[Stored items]
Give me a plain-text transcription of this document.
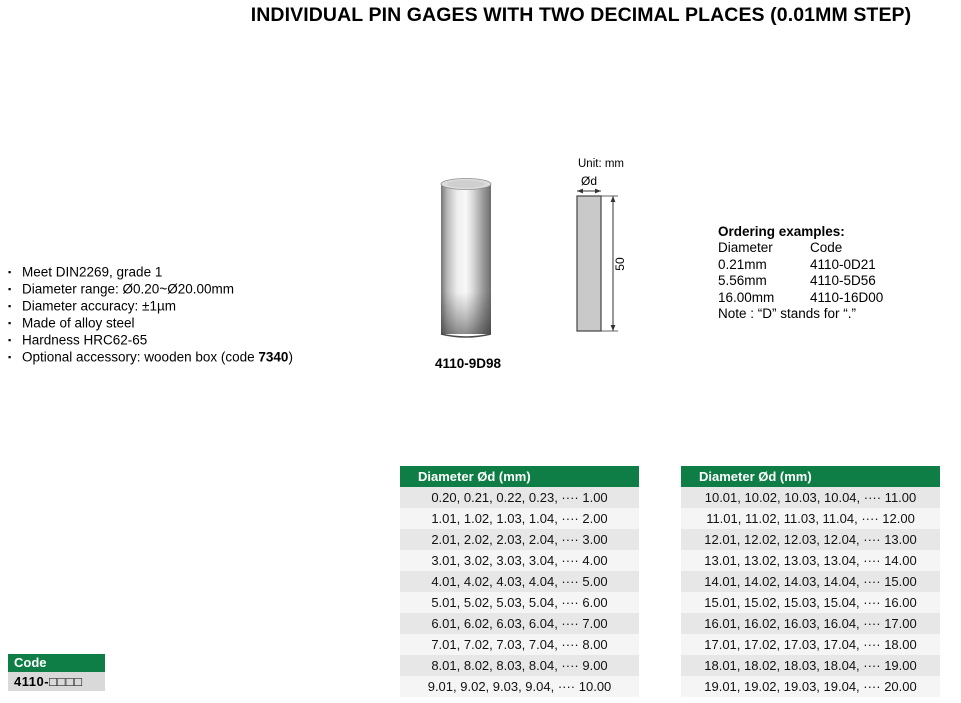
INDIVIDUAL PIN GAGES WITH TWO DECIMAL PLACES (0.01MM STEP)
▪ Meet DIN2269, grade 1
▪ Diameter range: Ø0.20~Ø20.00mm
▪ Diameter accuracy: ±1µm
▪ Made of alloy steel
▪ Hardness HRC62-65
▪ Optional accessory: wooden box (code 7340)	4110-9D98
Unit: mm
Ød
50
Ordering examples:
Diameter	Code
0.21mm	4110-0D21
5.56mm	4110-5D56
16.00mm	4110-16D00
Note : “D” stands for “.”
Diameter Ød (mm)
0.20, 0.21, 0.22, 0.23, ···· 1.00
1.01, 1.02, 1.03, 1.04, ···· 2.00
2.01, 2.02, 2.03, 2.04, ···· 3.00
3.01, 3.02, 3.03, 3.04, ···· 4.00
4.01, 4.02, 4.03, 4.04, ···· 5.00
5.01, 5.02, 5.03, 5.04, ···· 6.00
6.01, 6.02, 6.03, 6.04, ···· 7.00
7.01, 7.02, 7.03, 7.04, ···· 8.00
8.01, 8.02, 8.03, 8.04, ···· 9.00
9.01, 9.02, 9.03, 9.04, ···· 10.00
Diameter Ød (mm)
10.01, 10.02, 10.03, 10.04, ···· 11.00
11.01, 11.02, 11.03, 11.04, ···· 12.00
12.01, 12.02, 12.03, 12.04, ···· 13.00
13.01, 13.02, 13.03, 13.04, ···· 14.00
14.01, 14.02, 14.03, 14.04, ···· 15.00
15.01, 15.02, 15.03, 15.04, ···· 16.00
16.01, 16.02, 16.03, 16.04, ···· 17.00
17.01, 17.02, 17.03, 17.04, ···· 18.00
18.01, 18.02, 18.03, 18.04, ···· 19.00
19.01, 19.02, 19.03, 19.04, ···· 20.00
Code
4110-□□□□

### Aim
Pull out all lines from the listing that contain the string "Diameter".

### Written solution
▪ Diameter range: Ø0.20~Ø20.00mm
▪ Diameter accuracy: ±1µm
Diameter	Code
Diameter Ød (mm)
Diameter Ød (mm)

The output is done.